### REQUEST
Write out the entries below once more, exactly.

>>>

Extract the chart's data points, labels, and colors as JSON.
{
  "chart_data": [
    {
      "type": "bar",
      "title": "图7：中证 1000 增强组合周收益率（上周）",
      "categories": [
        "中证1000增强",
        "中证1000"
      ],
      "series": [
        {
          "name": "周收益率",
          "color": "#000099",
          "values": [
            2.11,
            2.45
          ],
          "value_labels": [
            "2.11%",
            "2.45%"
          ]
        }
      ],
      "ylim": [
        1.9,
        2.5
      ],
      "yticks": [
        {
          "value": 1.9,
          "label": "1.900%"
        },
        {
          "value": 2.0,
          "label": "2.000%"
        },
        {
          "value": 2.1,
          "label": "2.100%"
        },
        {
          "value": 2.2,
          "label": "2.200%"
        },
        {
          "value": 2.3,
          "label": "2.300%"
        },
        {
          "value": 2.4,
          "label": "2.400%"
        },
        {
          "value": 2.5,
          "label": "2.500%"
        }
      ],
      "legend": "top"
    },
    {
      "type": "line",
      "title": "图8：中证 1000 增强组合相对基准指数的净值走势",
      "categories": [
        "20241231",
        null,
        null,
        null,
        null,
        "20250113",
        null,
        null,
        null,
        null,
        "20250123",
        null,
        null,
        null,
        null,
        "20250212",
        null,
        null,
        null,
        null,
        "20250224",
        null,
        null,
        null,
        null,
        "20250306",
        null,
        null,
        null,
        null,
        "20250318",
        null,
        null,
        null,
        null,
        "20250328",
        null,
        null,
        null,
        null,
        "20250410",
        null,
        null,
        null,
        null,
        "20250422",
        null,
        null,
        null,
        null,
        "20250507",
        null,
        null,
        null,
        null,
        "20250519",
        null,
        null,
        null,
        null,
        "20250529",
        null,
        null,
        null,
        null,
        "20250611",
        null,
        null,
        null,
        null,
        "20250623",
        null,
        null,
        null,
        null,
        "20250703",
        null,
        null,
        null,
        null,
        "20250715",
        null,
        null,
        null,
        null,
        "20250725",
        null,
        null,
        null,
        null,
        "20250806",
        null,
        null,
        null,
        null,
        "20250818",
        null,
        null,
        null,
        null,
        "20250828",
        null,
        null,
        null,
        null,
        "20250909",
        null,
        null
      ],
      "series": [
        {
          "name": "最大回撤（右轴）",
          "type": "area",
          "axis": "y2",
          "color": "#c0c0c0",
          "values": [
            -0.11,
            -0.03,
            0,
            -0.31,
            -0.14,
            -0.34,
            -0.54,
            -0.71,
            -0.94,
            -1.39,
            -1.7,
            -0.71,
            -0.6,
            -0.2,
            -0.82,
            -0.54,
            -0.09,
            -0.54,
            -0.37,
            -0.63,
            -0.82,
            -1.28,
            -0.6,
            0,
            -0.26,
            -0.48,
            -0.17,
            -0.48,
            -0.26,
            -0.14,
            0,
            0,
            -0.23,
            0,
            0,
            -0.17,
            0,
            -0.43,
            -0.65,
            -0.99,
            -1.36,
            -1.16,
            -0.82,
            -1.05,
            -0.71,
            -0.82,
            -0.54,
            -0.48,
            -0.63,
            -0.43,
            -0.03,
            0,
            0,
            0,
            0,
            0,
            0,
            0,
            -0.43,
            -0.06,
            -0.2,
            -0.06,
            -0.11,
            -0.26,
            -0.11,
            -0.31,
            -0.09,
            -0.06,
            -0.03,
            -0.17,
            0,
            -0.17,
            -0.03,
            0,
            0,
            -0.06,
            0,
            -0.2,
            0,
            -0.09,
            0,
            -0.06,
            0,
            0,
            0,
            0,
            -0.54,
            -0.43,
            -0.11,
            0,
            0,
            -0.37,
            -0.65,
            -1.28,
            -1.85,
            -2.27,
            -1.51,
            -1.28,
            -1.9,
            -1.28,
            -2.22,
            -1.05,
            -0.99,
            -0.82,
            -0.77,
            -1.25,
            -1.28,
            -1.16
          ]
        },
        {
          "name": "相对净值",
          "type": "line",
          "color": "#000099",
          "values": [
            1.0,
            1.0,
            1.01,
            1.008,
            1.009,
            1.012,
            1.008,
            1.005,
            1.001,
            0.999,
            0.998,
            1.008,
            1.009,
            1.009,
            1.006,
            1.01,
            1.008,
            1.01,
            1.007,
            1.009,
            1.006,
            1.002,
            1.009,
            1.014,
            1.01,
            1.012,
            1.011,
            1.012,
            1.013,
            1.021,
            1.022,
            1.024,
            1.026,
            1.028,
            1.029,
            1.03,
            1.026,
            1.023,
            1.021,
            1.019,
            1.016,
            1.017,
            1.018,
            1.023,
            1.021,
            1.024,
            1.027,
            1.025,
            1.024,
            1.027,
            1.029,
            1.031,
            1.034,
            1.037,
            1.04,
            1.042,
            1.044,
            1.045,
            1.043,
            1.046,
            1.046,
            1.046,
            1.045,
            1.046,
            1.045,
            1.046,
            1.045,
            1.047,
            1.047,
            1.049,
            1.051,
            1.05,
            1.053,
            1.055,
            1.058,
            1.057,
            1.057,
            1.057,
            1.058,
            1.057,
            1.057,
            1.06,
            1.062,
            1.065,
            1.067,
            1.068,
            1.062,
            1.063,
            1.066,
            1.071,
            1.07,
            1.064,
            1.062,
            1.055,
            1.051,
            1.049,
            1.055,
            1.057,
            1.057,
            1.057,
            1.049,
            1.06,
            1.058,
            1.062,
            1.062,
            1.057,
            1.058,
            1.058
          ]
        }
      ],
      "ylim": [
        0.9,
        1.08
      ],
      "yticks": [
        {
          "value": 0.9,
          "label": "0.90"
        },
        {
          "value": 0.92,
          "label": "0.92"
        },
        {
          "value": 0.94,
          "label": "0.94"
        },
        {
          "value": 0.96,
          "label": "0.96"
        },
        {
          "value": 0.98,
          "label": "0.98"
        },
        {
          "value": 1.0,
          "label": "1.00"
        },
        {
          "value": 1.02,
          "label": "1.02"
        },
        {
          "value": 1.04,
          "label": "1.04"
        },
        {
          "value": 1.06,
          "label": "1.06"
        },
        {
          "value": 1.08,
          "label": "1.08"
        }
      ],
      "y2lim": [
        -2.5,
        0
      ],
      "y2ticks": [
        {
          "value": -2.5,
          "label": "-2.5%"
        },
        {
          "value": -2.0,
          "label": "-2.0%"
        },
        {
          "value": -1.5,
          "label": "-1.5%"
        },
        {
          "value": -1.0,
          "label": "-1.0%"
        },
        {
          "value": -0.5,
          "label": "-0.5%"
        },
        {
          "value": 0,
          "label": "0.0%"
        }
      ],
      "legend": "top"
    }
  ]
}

<<<

### OUTPUT OF THE EXERCISE
Extract the chart's data points, labels, and colors as JSON.
{
  "chart_data": [
    {
      "type": "bar",
      "title": "图7：中证 1000 增强组合周收益率（上周）",
      "categories": [
        "中证1000增强",
        "中证1000"
      ],
      "series": [
        {
          "name": "周收益率",
          "color": "#000099",
          "values": [
            2.11,
            2.45
          ],
          "value_labels": [
            "2.11%",
            "2.45%"
          ]
        }
      ],
      "ylim": [
        1.9,
        2.5
      ],
      "yticks": [
        {
          "value": 1.9,
          "label": "1.900%"
        },
        {
          "value": 2.0,
          "label": "2.000%"
        },
        {
          "value": 2.1,
          "label": "2.100%"
        },
        {
          "value": 2.2,
          "label": "2.200%"
        },
        {
          "value": 2.3,
          "label": "2.300%"
        },
        {
          "value": 2.4,
          "label": "2.400%"
        },
        {
          "value": 2.5,
          "label": "2.500%"
        }
      ],
      "legend": "top"
    },
    {
      "type": "line",
      "title": "图8：中证 1000 增强组合相对基准指数的净值走势",
      "categories": [
        "20241231",
        null,
        null,
        null,
        null,
        "20250113",
        null,
        null,
        null,
        null,
        "20250123",
        null,
        null,
        null,
        null,
        "20250212",
        null,
        null,
        null,
        null,
        "20250224",
        null,
        null,
        null,
        null,
        "20250306",
        null,
        null,
        null,
        null,
        "20250318",
        null,
        null,
        null,
        null,
        "20250328",
        null,
        null,
        null,
        null,
        "20250410",
        null,
        null,
        null,
        null,
        "20250422",
        null,
        null,
        null,
        null,
        "20250507",
        null,
        null,
        null,
        null,
        "20250519",
        null,
        null,
        null,
        null,
        "20250529",
        null,
        null,
        null,
        null,
        "20250611",
        null,
        null,
        null,
        null,
        "20250623",
        null,
        null,
        null,
        null,
        "20250703",
        null,
        null,
        null,
        null,
        "20250715",
        null,
        null,
        null,
        null,
        "20250725",
        null,
        null,
        null,
        null,
        "20250806",
        null,
        null,
        null,
        null,
        "20250818",
        null,
        null,
        null,
        null,
        "20250828",
        null,
        null,
        null,
        null,
        "20250909",
        null,
        null
      ],
      "series": [
        {
          "name": "最大回撤（右轴）",
          "type": "area",
          "axis": "y2",
          "color": "#c0c0c0",
          "values": [
            -0.11,
            -0.03,
            0,
            -0.31,
            -0.14,
            -0.34,
            -0.54,
            -0.71,
            -0.94,
            -1.39,
            -1.7,
            -0.71,
            -0.6,
            -0.2,
            -0.82,
            -0.54,
            -0.09,
            -0.54,
            -0.37,
            -0.63,
            -0.82,
            -1.28,
            -0.6,
            0,
            -0.26,
            -0.48,
            -0.17,
            -0.48,
            -0.26,
            -0.14,
            0,
            0,
            -0.23,
            0,
            0,
            -0.17,
            0,
            -0.43,
            -0.65,
            -0.99,
            -1.36,
            -1.16,
            -0.82,
            -1.05,
            -0.71,
            -0.82,
            -0.54,
            -0.48,
            -0.63,
            -0.43,
            -0.03,
            0,
            0,
            0,
            0,
            0,
            0,
            0,
            -0.43,
            -0.06,
            -0.2,
            -0.06,
            -0.11,
            -0.26,
            -0.11,
            -0.31,
            -0.09,
            -0.06,
            -0.03,
            -0.17,
            0,
            -0.17,
            -0.03,
            0,
            0,
            -0.06,
            0,
            -0.2,
            0,
            -0.09,
            0,
            -0.06,
            0,
            0,
            0,
            0,
            -0.54,
            -0.43,
            -0.11,
            0,
            0,
            -0.37,
            -0.65,
            -1.28,
            -1.85,
            -2.27,
            -1.51,
            -1.28,
            -1.9,
            -1.28,
            -2.22,
            -1.05,
            -0.99,
            -0.82,
            -0.77,
            -1.25,
            -1.28,
            -1.16
          ]
        },
        {
          "name": "相对净值",
          "type": "line",
          "color": "#000099",
          "values": [
            1.0,
            1.0,
            1.01,
            1.008,
            1.009,
            1.012,
            1.008,
            1.005,
            1.001,
            0.999,
            0.998,
            1.008,
            1.009,
            1.009,
            1.006,
            1.01,
            1.008,
            1.01,
            1.007,
            1.009,
            1.006,
            1.002,
            1.009,
            1.014,
            1.01,
            1.012,
            1.011,
            1.012,
            1.013,
            1.021,
            1.022,
            1.024,
            1.026,
            1.028,
            1.029,
            1.03,
            1.026,
            1.023,
            1.021,
            1.019,
            1.016,
            1.017,
            1.018,
            1.023,
            1.021,
            1.024,
            1.027,
            1.025,
            1.024,
            1.027,
            1.029,
            1.031,
            1.034,
            1.037,
            1.04,
            1.042,
            1.044,
            1.045,
            1.043,
            1.046,
            1.046,
            1.046,
            1.045,
            1.046,
            1.045,
            1.046,
            1.045,
            1.047,
            1.047,
            1.049,
            1.051,
            1.05,
            1.053,
            1.055,
            1.058,
            1.057,
            1.057,
            1.057,
            1.058,
            1.057,
            1.057,
            1.06,
            1.062,
            1.065,
            1.067,
            1.068,
            1.062,
            1.063,
            1.066,
            1.071,
            1.07,
            1.064,
            1.062,
            1.055,
            1.051,
            1.049,
            1.055,
            1.057,
            1.057,
            1.057,
            1.049,
            1.06,
            1.058,
            1.062,
            1.062,
            1.057,
            1.058,
            1.058
          ]
        }
      ],
      "ylim": [
        0.9,
        1.08
      ],
      "yticks": [
        {
          "value": 0.9,
          "label": "0.90"
        },
        {
          "value": 0.92,
          "label": "0.92"
        },
        {
          "value": 0.94,
          "label": "0.94"
        },
        {
          "value": 0.96,
          "label": "0.96"
        },
        {
          "value": 0.98,
          "label": "0.98"
        },
        {
          "value": 1.0,
          "label": "1.00"
        },
        {
          "value": 1.02,
          "label": "1.02"
        },
        {
          "value": 1.04,
          "label": "1.04"
        },
        {
          "value": 1.06,
          "label": "1.06"
        },
        {
          "value": 1.08,
          "label": "1.08"
        }
      ],
      "y2lim": [
        -2.5,
        0
      ],
      "y2ticks": [
        {
          "value": -2.5,
          "label": "-2.5%"
        },
        {
          "value": -2.0,
          "label": "-2.0%"
        },
        {
          "value": -1.5,
          "label": "-1.5%"
        },
        {
          "value": -1.0,
          "label": "-1.0%"
        },
        {
          "value": -0.5,
          "label": "-0.5%"
        },
        {
          "value": 0,
          "label": "0.0%"
        }
      ],
      "legend": "top"
    }
  ]
}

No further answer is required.